Records for processing
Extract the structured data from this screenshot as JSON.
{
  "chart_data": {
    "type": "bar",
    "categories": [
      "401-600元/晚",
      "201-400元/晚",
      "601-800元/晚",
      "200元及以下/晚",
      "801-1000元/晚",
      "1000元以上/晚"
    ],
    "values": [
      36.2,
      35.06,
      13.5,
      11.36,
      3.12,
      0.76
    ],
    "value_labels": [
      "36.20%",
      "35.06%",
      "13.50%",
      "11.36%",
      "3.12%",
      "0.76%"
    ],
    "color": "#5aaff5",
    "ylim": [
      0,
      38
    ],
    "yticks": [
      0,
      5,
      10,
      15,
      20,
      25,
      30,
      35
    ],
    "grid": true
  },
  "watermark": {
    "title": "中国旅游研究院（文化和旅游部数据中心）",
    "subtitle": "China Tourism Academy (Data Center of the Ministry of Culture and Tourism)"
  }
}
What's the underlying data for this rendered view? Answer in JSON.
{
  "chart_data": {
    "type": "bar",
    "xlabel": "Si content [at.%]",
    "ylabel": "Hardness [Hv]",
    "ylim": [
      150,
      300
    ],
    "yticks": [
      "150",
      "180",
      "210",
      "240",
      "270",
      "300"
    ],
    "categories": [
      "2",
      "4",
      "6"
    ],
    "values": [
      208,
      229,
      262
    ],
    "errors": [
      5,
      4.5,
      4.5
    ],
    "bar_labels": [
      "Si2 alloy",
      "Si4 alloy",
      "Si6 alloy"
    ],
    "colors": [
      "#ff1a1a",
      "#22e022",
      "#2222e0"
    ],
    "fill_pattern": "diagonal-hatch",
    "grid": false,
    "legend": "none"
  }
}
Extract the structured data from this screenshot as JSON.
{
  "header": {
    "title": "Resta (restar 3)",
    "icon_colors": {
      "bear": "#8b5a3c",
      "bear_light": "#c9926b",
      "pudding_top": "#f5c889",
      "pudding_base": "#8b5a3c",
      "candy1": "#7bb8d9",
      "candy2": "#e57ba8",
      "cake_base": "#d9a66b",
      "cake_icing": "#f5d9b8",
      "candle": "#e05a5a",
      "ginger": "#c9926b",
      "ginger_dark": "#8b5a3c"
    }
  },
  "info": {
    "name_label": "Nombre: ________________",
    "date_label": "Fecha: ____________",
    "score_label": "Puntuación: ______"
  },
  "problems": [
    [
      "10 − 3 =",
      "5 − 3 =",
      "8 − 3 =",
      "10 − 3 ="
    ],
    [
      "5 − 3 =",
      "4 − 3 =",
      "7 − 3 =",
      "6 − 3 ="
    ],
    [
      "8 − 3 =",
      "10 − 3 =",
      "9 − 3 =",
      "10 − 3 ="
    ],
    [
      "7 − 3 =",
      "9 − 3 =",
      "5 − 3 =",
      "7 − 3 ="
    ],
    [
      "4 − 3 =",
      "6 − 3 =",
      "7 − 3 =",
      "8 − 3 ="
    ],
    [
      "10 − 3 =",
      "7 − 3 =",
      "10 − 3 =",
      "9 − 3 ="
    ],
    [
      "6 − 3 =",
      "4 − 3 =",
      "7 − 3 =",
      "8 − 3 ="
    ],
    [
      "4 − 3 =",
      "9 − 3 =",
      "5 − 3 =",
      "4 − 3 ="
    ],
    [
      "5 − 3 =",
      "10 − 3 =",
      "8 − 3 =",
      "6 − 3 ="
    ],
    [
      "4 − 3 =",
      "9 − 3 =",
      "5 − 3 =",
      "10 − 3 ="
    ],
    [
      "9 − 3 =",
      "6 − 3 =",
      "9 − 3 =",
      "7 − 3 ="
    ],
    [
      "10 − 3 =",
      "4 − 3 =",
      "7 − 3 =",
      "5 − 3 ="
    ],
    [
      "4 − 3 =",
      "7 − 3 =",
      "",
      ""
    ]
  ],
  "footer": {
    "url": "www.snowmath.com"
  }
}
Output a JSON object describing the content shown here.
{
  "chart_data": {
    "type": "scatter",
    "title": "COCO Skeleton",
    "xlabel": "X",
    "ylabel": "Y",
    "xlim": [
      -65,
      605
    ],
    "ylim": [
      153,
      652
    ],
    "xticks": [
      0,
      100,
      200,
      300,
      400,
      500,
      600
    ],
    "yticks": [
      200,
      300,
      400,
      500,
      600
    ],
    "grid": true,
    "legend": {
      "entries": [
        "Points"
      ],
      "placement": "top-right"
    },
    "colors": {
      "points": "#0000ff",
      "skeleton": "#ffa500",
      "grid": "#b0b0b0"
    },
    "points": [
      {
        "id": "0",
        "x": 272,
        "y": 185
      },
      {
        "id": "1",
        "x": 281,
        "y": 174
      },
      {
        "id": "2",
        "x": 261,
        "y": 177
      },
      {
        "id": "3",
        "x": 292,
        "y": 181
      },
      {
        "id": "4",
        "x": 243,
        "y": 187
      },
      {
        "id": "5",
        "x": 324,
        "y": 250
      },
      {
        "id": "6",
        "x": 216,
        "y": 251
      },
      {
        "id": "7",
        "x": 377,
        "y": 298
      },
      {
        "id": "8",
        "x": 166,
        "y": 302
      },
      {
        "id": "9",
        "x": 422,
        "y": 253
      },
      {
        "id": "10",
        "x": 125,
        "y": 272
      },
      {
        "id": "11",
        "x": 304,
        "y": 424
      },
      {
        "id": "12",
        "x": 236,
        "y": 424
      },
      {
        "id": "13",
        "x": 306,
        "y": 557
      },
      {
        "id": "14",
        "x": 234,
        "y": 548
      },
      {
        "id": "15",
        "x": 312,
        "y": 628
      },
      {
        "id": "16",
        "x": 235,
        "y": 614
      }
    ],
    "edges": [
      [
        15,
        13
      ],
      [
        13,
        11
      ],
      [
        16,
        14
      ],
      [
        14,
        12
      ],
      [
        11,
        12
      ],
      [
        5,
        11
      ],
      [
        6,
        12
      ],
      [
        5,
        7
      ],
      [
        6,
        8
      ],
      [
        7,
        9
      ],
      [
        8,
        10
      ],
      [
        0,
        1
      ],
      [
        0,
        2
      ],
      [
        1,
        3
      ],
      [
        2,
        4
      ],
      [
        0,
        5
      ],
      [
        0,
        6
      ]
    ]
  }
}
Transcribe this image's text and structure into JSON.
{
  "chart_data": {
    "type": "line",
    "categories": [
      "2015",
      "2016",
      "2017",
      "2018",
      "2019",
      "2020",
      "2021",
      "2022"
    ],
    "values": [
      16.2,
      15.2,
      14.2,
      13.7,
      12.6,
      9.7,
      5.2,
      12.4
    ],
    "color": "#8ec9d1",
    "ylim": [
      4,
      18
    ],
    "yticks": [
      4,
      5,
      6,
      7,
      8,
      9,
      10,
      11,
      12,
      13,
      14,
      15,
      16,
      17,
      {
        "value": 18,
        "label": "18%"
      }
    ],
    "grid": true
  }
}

Task to carry out
The entries above must be returned in full, exactly as shown.

Exercise response
Extract the structured data from this screenshot as JSON.
{
  "chart_data": {
    "type": "bar",
    "categories": [
      "401-600元/晚",
      "201-400元/晚",
      "601-800元/晚",
      "200元及以下/晚",
      "801-1000元/晚",
      "1000元以上/晚"
    ],
    "values": [
      36.2,
      35.06,
      13.5,
      11.36,
      3.12,
      0.76
    ],
    "value_labels": [
      "36.20%",
      "35.06%",
      "13.50%",
      "11.36%",
      "3.12%",
      "0.76%"
    ],
    "color": "#5aaff5",
    "ylim": [
      0,
      38
    ],
    "yticks": [
      0,
      5,
      10,
      15,
      20,
      25,
      30,
      35
    ],
    "grid": true
  },
  "watermark": {
    "title": "中国旅游研究院（文化和旅游部数据中心）",
    "subtitle": "China Tourism Academy (Data Center of the Ministry of Culture and Tourism)"
  }
}
What's the underlying data for this rendered view? Answer in JSON.
{
  "chart_data": {
    "type": "bar",
    "xlabel": "Si content [at.%]",
    "ylabel": "Hardness [Hv]",
    "ylim": [
      150,
      300
    ],
    "yticks": [
      "150",
      "180",
      "210",
      "240",
      "270",
      "300"
    ],
    "categories": [
      "2",
      "4",
      "6"
    ],
    "values": [
      208,
      229,
      262
    ],
    "errors": [
      5,
      4.5,
      4.5
    ],
    "bar_labels": [
      "Si2 alloy",
      "Si4 alloy",
      "Si6 alloy"
    ],
    "colors": [
      "#ff1a1a",
      "#22e022",
      "#2222e0"
    ],
    "fill_pattern": "diagonal-hatch",
    "grid": false,
    "legend": "none"
  }
}
Extract the structured data from this screenshot as JSON.
{
  "header": {
    "title": "Resta (restar 3)",
    "icon_colors": {
      "bear": "#8b5a3c",
      "bear_light": "#c9926b",
      "pudding_top": "#f5c889",
      "pudding_base": "#8b5a3c",
      "candy1": "#7bb8d9",
      "candy2": "#e57ba8",
      "cake_base": "#d9a66b",
      "cake_icing": "#f5d9b8",
      "candle": "#e05a5a",
      "ginger": "#c9926b",
      "ginger_dark": "#8b5a3c"
    }
  },
  "info": {
    "name_label": "Nombre: ________________",
    "date_label": "Fecha: ____________",
    "score_label": "Puntuación: ______"
  },
  "problems": [
    [
      "10 − 3 =",
      "5 − 3 =",
      "8 − 3 =",
      "10 − 3 ="
    ],
    [
      "5 − 3 =",
      "4 − 3 =",
      "7 − 3 =",
      "6 − 3 ="
    ],
    [
      "8 − 3 =",
      "10 − 3 =",
      "9 − 3 =",
      "10 − 3 ="
    ],
    [
      "7 − 3 =",
      "9 − 3 =",
      "5 − 3 =",
      "7 − 3 ="
    ],
    [
      "4 − 3 =",
      "6 − 3 =",
      "7 − 3 =",
      "8 − 3 ="
    ],
    [
      "10 − 3 =",
      "7 − 3 =",
      "10 − 3 =",
      "9 − 3 ="
    ],
    [
      "6 − 3 =",
      "4 − 3 =",
      "7 − 3 =",
      "8 − 3 ="
    ],
    [
      "4 − 3 =",
      "9 − 3 =",
      "5 − 3 =",
      "4 − 3 ="
    ],
    [
      "5 − 3 =",
      "10 − 3 =",
      "8 − 3 =",
      "6 − 3 ="
    ],
    [
      "4 − 3 =",
      "9 − 3 =",
      "5 − 3 =",
      "10 − 3 ="
    ],
    [
      "9 − 3 =",
      "6 − 3 =",
      "9 − 3 =",
      "7 − 3 ="
    ],
    [
      "10 − 3 =",
      "4 − 3 =",
      "7 − 3 =",
      "5 − 3 ="
    ],
    [
      "4 − 3 =",
      "7 − 3 =",
      "",
      ""
    ]
  ],
  "footer": {
    "url": "www.snowmath.com"
  }
}
Output a JSON object describing the content shown here.
{
  "chart_data": {
    "type": "scatter",
    "title": "COCO Skeleton",
    "xlabel": "X",
    "ylabel": "Y",
    "xlim": [
      -65,
      605
    ],
    "ylim": [
      153,
      652
    ],
    "xticks": [
      0,
      100,
      200,
      300,
      400,
      500,
      600
    ],
    "yticks": [
      200,
      300,
      400,
      500,
      600
    ],
    "grid": true,
    "legend": {
      "entries": [
        "Points"
      ],
      "placement": "top-right"
    },
    "colors": {
      "points": "#0000ff",
      "skeleton": "#ffa500",
      "grid": "#b0b0b0"
    },
    "points": [
      {
        "id": "0",
        "x": 272,
        "y": 185
      },
      {
        "id": "1",
        "x": 281,
        "y": 174
      },
      {
        "id": "2",
        "x": 261,
        "y": 177
      },
      {
        "id": "3",
        "x": 292,
        "y": 181
      },
      {
        "id": "4",
        "x": 243,
        "y": 187
      },
      {
        "id": "5",
        "x": 324,
        "y": 250
      },
      {
        "id": "6",
        "x": 216,
        "y": 251
      },
      {
        "id": "7",
        "x": 377,
        "y": 298
      },
      {
        "id": "8",
        "x": 166,
        "y": 302
      },
      {
        "id": "9",
        "x": 422,
        "y": 253
      },
      {
        "id": "10",
        "x": 125,
        "y": 272
      },
      {
        "id": "11",
        "x": 304,
        "y": 424
      },
      {
        "id": "12",
        "x": 236,
        "y": 424
      },
      {
        "id": "13",
        "x": 306,
        "y": 557
      },
      {
        "id": "14",
        "x": 234,
        "y": 548
      },
      {
        "id": "15",
        "x": 312,
        "y": 628
      },
      {
        "id": "16",
        "x": 235,
        "y": 614
      }
    ],
    "edges": [
      [
        15,
        13
      ],
      [
        13,
        11
      ],
      [
        16,
        14
      ],
      [
        14,
        12
      ],
      [
        11,
        12
      ],
      [
        5,
        11
      ],
      [
        6,
        12
      ],
      [
        5,
        7
      ],
      [
        6,
        8
      ],
      [
        7,
        9
      ],
      [
        8,
        10
      ],
      [
        0,
        1
      ],
      [
        0,
        2
      ],
      [
        1,
        3
      ],
      [
        2,
        4
      ],
      [
        0,
        5
      ],
      [
        0,
        6
      ]
    ]
  }
}
Transcribe this image's text and structure into JSON.
{
  "chart_data": {
    "type": "line",
    "categories": [
      "2015",
      "2016",
      "2017",
      "2018",
      "2019",
      "2020",
      "2021",
      "2022"
    ],
    "values": [
      16.2,
      15.2,
      14.2,
      13.7,
      12.6,
      9.7,
      5.2,
      12.4
    ],
    "color": "#8ec9d1",
    "ylim": [
      4,
      18
    ],
    "yticks": [
      4,
      5,
      6,
      7,
      8,
      9,
      10,
      11,
      12,
      13,
      14,
      15,
      16,
      17,
      {
        "value": 18,
        "label": "18%"
      }
    ],
    "grid": true
  }
}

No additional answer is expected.